Gather up the lines that contain "elteltét".

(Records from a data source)

-----

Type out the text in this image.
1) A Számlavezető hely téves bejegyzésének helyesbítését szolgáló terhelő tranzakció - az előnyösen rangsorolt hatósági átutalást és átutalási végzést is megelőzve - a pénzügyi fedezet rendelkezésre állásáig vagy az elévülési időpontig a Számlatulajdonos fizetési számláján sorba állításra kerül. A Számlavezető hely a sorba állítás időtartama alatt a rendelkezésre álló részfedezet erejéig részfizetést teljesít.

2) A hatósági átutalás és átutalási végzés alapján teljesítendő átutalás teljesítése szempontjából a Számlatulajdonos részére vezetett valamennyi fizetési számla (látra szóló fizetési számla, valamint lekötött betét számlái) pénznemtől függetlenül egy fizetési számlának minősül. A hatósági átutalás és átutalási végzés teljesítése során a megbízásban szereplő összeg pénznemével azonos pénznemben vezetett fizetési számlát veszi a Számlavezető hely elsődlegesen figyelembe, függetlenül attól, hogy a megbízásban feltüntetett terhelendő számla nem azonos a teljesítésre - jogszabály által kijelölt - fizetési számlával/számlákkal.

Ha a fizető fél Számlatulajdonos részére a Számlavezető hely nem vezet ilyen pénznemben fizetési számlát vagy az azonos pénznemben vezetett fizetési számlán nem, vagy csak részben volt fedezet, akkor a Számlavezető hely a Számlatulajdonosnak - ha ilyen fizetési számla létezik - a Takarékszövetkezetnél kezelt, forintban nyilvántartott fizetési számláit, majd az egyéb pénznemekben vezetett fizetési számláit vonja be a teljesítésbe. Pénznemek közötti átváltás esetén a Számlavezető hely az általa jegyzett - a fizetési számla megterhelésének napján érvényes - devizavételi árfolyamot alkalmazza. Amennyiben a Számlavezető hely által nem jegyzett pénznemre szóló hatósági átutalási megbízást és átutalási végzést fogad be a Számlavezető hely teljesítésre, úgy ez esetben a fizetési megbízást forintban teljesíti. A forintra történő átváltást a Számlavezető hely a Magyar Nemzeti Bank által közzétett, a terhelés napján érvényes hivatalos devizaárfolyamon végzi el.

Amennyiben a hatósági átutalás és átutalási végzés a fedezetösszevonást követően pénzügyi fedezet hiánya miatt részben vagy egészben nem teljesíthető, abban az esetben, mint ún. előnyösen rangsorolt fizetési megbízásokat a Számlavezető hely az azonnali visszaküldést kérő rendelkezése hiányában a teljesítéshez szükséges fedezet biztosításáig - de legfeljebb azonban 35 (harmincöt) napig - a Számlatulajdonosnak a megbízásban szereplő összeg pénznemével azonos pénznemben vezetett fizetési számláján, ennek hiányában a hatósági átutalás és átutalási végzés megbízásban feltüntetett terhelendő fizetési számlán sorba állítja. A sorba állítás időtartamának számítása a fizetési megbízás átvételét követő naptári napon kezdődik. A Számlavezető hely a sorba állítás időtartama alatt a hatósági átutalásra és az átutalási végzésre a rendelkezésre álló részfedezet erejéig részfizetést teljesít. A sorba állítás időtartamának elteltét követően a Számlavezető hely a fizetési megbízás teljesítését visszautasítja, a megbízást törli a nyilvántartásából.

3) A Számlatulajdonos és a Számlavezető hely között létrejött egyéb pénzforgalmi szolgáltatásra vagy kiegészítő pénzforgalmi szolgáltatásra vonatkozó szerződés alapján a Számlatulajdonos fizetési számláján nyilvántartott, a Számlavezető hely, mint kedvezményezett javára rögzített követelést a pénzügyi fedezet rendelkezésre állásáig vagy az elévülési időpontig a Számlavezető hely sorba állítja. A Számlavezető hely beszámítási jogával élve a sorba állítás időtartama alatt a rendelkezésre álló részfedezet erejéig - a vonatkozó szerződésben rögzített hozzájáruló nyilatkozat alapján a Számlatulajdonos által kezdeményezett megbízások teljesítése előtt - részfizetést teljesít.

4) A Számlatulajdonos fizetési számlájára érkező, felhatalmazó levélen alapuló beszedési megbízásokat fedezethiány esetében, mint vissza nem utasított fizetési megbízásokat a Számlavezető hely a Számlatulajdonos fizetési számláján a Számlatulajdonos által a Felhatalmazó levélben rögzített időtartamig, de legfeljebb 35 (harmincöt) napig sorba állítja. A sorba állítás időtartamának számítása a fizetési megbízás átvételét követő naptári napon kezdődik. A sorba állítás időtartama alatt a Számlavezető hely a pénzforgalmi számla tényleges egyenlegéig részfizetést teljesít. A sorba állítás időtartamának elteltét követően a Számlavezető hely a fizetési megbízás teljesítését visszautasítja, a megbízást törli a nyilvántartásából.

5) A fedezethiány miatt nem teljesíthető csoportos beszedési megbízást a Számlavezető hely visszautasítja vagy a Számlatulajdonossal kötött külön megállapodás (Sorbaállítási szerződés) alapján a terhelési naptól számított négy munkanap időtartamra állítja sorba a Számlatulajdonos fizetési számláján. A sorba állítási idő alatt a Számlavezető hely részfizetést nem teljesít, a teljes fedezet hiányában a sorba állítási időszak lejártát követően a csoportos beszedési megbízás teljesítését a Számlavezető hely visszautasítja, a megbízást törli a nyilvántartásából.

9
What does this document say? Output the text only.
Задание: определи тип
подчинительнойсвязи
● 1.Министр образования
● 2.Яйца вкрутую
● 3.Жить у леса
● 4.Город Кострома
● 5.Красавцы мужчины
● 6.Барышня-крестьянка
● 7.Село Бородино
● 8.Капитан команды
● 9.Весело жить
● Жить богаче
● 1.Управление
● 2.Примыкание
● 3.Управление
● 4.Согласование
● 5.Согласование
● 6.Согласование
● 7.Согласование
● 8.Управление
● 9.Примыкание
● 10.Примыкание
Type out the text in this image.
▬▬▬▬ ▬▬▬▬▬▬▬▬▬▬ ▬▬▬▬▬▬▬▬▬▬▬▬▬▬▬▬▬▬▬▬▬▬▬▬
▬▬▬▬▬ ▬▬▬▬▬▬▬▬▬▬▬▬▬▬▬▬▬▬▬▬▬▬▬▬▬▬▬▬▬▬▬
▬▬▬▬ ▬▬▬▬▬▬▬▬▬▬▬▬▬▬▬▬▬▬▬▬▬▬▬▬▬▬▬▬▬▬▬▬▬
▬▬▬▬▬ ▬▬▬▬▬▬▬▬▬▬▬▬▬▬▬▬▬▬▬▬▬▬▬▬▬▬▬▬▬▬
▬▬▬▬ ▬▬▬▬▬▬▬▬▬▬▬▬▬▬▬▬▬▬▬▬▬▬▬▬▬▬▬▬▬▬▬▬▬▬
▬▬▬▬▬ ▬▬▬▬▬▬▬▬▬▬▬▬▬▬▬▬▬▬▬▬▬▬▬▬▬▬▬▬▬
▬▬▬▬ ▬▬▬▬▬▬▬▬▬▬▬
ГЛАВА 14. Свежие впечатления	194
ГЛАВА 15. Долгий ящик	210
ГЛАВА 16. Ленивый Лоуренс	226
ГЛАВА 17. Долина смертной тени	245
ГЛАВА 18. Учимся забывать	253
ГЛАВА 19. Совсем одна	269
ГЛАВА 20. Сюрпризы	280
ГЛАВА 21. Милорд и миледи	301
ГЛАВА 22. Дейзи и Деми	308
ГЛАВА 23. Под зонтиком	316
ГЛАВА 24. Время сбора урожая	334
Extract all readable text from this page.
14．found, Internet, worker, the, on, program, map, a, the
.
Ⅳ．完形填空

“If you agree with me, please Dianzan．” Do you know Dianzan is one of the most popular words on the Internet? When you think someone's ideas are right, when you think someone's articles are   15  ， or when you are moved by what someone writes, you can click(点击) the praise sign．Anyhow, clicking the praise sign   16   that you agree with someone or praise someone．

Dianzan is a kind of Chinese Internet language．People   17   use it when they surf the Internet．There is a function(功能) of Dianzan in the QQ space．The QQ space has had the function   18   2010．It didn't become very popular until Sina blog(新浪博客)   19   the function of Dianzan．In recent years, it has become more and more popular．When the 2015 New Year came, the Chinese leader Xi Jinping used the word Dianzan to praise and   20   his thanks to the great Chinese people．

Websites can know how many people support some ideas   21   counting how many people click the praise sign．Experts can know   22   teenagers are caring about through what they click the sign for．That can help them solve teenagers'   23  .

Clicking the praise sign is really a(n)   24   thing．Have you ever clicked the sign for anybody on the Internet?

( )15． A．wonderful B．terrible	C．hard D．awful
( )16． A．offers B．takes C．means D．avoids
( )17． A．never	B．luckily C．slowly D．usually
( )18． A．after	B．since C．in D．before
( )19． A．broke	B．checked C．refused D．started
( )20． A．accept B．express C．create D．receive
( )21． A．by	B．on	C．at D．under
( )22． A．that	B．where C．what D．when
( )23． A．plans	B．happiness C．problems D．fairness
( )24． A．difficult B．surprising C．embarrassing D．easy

-----

Response below
Amennyiben a hatósági átutalás és átutalási végzés a fedezetösszevonást követően pénzügyi fedezet hiánya miatt részben vagy egészben nem teljesíthető, abban az esetben, mint ún. előnyösen rangsorolt fizetési megbízásokat a Számlavezető hely az azonnali visszaküldést kérő rendelkezése hiányában a teljesítéshez szükséges fedezet biztosításáig - de legfeljebb azonban 35 (harmincöt) napig - a Számlatulajdonosnak a megbízásban szereplő összeg pénznemével azonos pénznemben vezetett fizetési számláján, ennek hiányában a hatósági átutalás és átutalási végzés megbízásban feltüntetett terhelendő fizetési számlán sorba állítja. A sorba állítás időtartamának számítása a fizetési megbízás átvételét követő naptári napon kezdődik. A Számlavezető hely a sorba állítás időtartama alatt a hatósági átutalásra és az átutalási végzésre a rendelkezésre álló részfedezet erejéig részfizetést teljesít. A sorba állítás időtartamának elteltét követően a Számlavezető hely a fizetési megbízás teljesítését visszautasítja, a megbízást törli a nyilvántartásából.
4) A Számlatulajdonos fizetési számlájára érkező, felhatalmazó levélen alapuló beszedési megbízásokat fedezethiány esetében, mint vissza nem utasított fizetési megbízásokat a Számlavezető hely a Számlatulajdonos fizetési számláján a Számlatulajdonos által a Felhatalmazó levélben rögzített időtartamig, de legfeljebb 35 (harmincöt) napig sorba állítja. A sorba állítás időtartamának számítása a fizetési megbízás átvételét követő naptári napon kezdődik. A sorba állítás időtartama alatt a Számlavezető hely a pénzforgalmi számla tényleges egyenlegéig részfizetést teljesít. A sorba állítás időtartamának elteltét követően a Számlavezető hely a fizetési megbízás teljesítését visszautasítja, a megbízást törli a nyilvántartásából.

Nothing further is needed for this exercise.